Podsumowanie pierwszego Bingo – czytelnicy

NADOL

2A. Sturmwind – post Segowy shmup z dojczlandem wypływającym w dubbingu do naszych uszu, graficznie potwór, pierwsze promienie słoneczne uderzające z ekranu prawie zapaliły świeczkę trzymaną przy biurku w razie wyskoczenia korków podczas głośnego seksu białego jak najpiękniejsze kochanki prezesa Segi Dreamcasta z płytą. Miód dla mych uszu i oczu, chociaż dynamika co najwyżej średnia, a to może boleć zapaleńców shmupikowych.

Sturmwind Dreamcast recenzja

4A. Devil May Cry 5 – w sumie przelazłem aktualnie 5 razy próbując wbić na każdym z możliwych poziomów w każdej misji legendarne S, do dzisiaj się z tym bawię, ale to już mastering. Świetny powrót Dantego i jego ziomeczka Nero, ale niestety do 3 i 1 części trochę brakuje.

5A. Retronizacja – byłem, GameCube’a zapomniałem, ale chociaż Repip ponosił tivika ważącego więcej niż chyba ja i rozprostował kości.

2B. Kingdom Hearts 3 – ostatnia część maratonu z Kingdom Hearts, po którym widziałem wszędzie kaczory donaldy i myszki miki, ładnie mnie wtedy sponiewierało na psychice, każdemu odradzam branie się za tę serię za jednym zamachem.

3B. Shadow of Memories– z recenzji średniak… ogólnie też średniak, ale z duszą! gdyby się tylko gra tak nie zestarzała to zapewne więcej dobrych ludzi miałoby okazję zapobiec przeszłości, Efekt Motyla PS2.

Shadow of Memories, RETROrecka

4B. Ninja Gaiden NES – kultowy i na pewno nieprzereklamowany szpil z kozackim intro i przerywnikami filmowymi (taaaa, na pewno filmowymi). Kocham gierkę i przechodzę w sumie co jakiś czas, kto nie grał ten trąba.

5B. Glass Rose– piękny szpil z mechaniką skupiającą się wokół konwersacji, co za tym idzie gra nie dla wszystkich (ślamazarne tempo), mimo wszystko historia niczym w książce z świetnymi postaciami pobocznymi, warto chociaż spróbować!

Zapisane dane:

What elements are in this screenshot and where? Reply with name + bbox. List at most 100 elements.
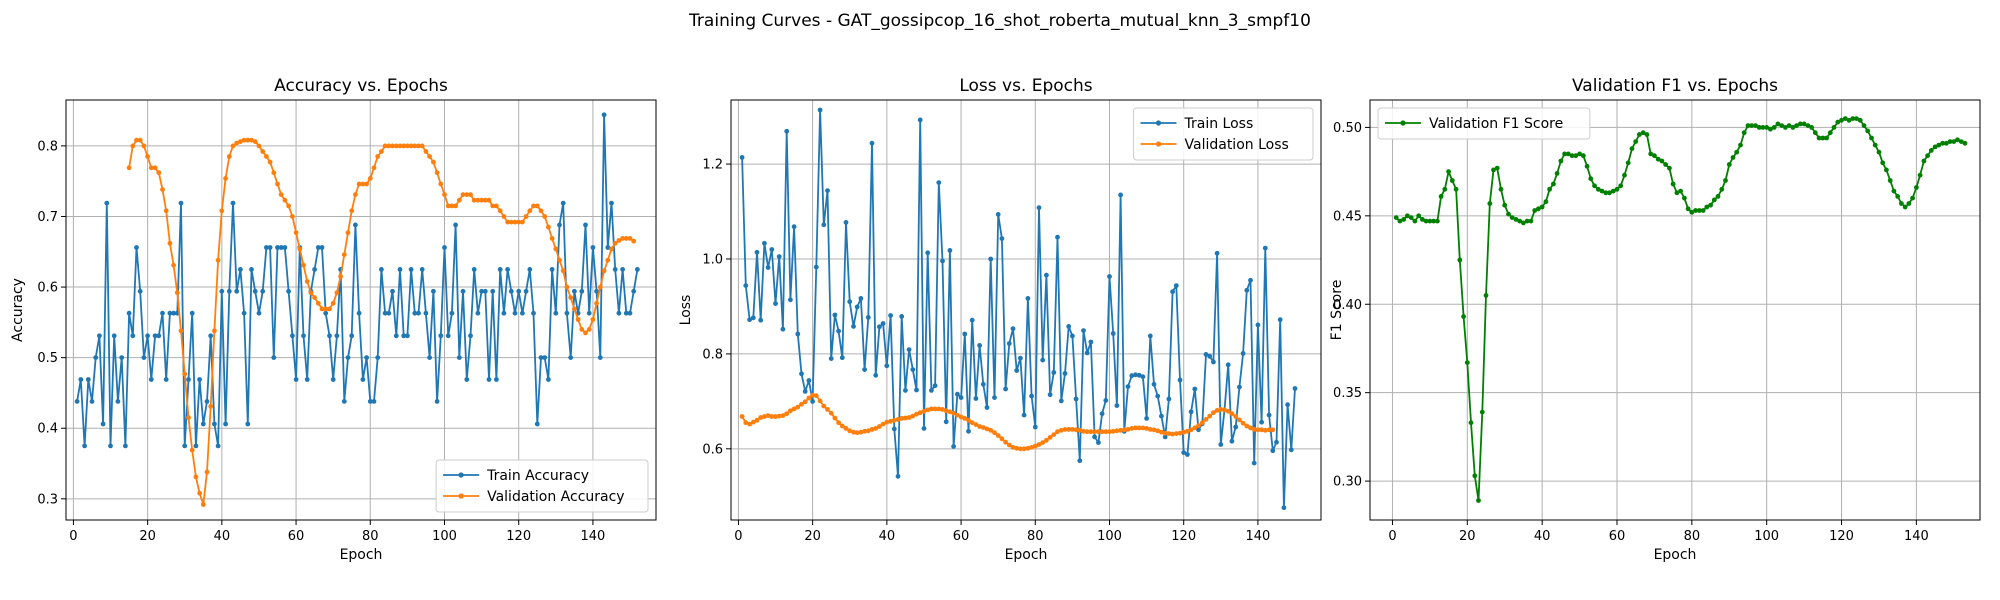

Do zrobienia:
1 > Wypisz z podsumowania Bingo fragment, który otwierają słowa zawierające „4A. Devil May”, a zamykają słowa „Efekt Motyla PS2.”.
2 > Podejmij podsumowanie pierwszego Bingo z grami i kontynuuj je od zdania następującego po ostatnim zamieszczonym.

Wyniki ćwiczenia:
1 >
4A. Devil May Cry 5 – w sumie przelazłem aktualnie 5 razy próbując wbić na każdym z możliwych poziomów w każdej misji legendarne S, do dzisiaj się z tym bawię, ale to już mastering. Świetny powrót Dantego i jego ziomeczka Nero, ale niestety do 3 i 1 części trochę brakuje.

5A. Retronizacja – byłem, GameCube’a zapomniałem, ale chociaż Repip ponosił tivika ważącego więcej niż chyba ja i rozprostował kości.

2B. Kingdom Hearts 3 – ostatnia część maratonu z Kingdom Hearts, po którym widziałem wszędzie kaczory donaldy i myszki miki, ładnie mnie wtedy sponiewierało na psychice, każdemu odradzam branie się za tę serię za jednym zamachem.

3B. Shadow of Memories– z recenzji średniak… ogólnie też średniak, ale z duszą! gdyby się tylko gra tak nie zestarzała to zapewne więcej dobrych ludzi miałoby okazję zapobiec przeszłości, Efekt Motyla PS2.

2 >
Glass Rose PS2 Recenzja

2C. Battle Circuit – bitka z szalonymi postaciami, miasto przyszłości, Bounty Hunters i kozackie wynagradzanie gracza w postaci wykupowania coraz to nowszych ataków, a e s t e t y c z n y bit em ap z klasą od Capcomu!

4C. Burning Rangers Sonic Team i strażacy, bardzo ciekawy tytuł o strażakach przyszłości na Segę Saturn, w pełni 3D z swoimi mankamentami pierwszych tego typu gier, ale niezwykle klimatyczny i co najważniejsze – czaderski!

5C. Shadow Hearts – aktualnie najlepszy chyba mój JRPG na czarnulkę, genialne miejscówki, klimat horroru i świetna mechanika walki okraszona fajnym patentem z pierścieniami. KLIMAT i jeszcze raz KLIMAT, to po prostu trzeba ograć!

1D. NEO-GEO: A Visual History – świetna książka na pół z artbookiem dotycząca konsol firmy Neo Geo, niesamowicie ciekawe informacje, przepiękne zdjęcia gier jak i konsol oraz automatów, jedyny minus – wydana wyłącznie po angielsku przez Bitmaps.

2D. Mario Galaxy – platformer potęga, nie do zaorania nawet dzisiaj. Co zrobić żeby wygrać miano najlepszego platformera poprzedniej generacji? Wysłać wąsacza w kosmos.

3D. Astral Chain – nowe IP od Platynowych i wydaje mi się najlepsza gra spod ich rąk. Niesamowity klimat miasta przyszłości, cyberpunkowe brzemię w japońskim sosie najlepszych Anime ubiegłego wieku (Ghost in the Shell, Akira). Must have na Nintendo Switch.

4D. Crazy Taxi – Panie odpalaj muzę i zapierd… czyli podwożenie ludzi w celach zarobkowych. Jedna z najlepszych gier wydana na poczciwym Makaronie, która wchłonie Cię bezpowrotnie, uważaj możesz zapomnieć o świecie odpalając ten tytuł!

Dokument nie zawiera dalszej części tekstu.